▸ **EXERCISE**
What is needed here is an exact copy of every entry.

Stored dataset items
+---+

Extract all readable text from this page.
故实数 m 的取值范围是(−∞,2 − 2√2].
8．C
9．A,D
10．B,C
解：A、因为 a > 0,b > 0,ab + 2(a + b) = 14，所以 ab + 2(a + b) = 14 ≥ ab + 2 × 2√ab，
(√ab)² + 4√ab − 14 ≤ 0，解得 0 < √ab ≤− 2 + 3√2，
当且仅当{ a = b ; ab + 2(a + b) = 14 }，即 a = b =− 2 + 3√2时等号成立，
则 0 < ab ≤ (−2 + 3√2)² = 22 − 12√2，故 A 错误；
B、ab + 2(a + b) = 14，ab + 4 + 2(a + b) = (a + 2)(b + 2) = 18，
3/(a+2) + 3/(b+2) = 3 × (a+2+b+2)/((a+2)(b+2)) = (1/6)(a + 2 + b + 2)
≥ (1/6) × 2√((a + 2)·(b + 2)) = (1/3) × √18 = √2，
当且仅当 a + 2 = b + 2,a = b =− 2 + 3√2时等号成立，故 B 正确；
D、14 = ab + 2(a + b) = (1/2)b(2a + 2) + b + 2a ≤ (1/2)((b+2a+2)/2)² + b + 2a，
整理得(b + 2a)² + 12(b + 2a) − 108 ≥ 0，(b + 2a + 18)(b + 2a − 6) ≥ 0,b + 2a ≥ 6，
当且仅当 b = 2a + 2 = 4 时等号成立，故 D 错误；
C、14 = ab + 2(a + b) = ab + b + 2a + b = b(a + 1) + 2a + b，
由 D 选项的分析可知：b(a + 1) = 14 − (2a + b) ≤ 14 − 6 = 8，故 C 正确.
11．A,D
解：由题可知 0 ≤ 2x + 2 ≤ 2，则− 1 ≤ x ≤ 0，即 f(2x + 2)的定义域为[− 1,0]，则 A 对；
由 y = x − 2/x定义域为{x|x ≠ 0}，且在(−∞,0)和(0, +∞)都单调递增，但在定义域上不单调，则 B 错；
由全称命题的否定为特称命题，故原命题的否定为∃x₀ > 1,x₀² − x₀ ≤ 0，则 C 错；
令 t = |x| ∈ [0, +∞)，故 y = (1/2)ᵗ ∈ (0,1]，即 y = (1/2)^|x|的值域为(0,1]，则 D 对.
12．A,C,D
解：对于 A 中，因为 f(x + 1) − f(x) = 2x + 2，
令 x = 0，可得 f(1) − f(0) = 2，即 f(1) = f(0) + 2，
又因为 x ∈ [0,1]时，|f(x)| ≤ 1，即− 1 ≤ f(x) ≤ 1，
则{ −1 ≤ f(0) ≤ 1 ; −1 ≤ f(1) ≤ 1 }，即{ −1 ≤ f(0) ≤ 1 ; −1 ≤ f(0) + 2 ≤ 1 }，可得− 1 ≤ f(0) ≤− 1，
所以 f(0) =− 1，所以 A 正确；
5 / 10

+---+

▸ **SOLVED PROBLEM**
Extract all readable text from this page.
故实数 m 的取值范围是(−∞,2 − 2√2].
8．C
9．A,D
10．B,C
解：A、因为 a > 0,b > 0,ab + 2(a + b) = 14，所以 ab + 2(a + b) = 14 ≥ ab + 2 × 2√ab，
(√ab)² + 4√ab − 14 ≤ 0，解得 0 < √ab ≤− 2 + 3√2，
当且仅当{ a = b ; ab + 2(a + b) = 14 }，即 a = b =− 2 + 3√2时等号成立，
则 0 < ab ≤ (−2 + 3√2)² = 22 − 12√2，故 A 错误；
B、ab + 2(a + b) = 14，ab + 4 + 2(a + b) = (a + 2)(b + 2) = 18，
3/(a+2) + 3/(b+2) = 3 × (a+2+b+2)/((a+2)(b+2)) = (1/6)(a + 2 + b + 2)
≥ (1/6) × 2√((a + 2)·(b + 2)) = (1/3) × √18 = √2，
当且仅当 a + 2 = b + 2,a = b =− 2 + 3√2时等号成立，故 B 正确；
D、14 = ab + 2(a + b) = (1/2)b(2a + 2) + b + 2a ≤ (1/2)((b+2a+2)/2)² + b + 2a，
整理得(b + 2a)² + 12(b + 2a) − 108 ≥ 0，(b + 2a + 18)(b + 2a − 6) ≥ 0,b + 2a ≥ 6，
当且仅当 b = 2a + 2 = 4 时等号成立，故 D 错误；
C、14 = ab + 2(a + b) = ab + b + 2a + b = b(a + 1) + 2a + b，
由 D 选项的分析可知：b(a + 1) = 14 − (2a + b) ≤ 14 − 6 = 8，故 C 正确.
11．A,D
解：由题可知 0 ≤ 2x + 2 ≤ 2，则− 1 ≤ x ≤ 0，即 f(2x + 2)的定义域为[− 1,0]，则 A 对；
由 y = x − 2/x定义域为{x|x ≠ 0}，且在(−∞,0)和(0, +∞)都单调递增，但在定义域上不单调，则 B 错；
由全称命题的否定为特称命题，故原命题的否定为∃x₀ > 1,x₀² − x₀ ≤ 0，则 C 错；
令 t = |x| ∈ [0, +∞)，故 y = (1/2)ᵗ ∈ (0,1]，即 y = (1/2)^|x|的值域为(0,1]，则 D 对.
12．A,C,D
解：对于 A 中，因为 f(x + 1) − f(x) = 2x + 2，
令 x = 0，可得 f(1) − f(0) = 2，即 f(1) = f(0) + 2，
又因为 x ∈ [0,1]时，|f(x)| ≤ 1，即− 1 ≤ f(x) ≤ 1，
则{ −1 ≤ f(0) ≤ 1 ; −1 ≤ f(1) ≤ 1 }，即{ −1 ≤ f(0) ≤ 1 ; −1 ≤ f(0) + 2 ≤ 1 }，可得− 1 ≤ f(0) ≤− 1，
所以 f(0) =− 1，所以 A 正确；
5 / 10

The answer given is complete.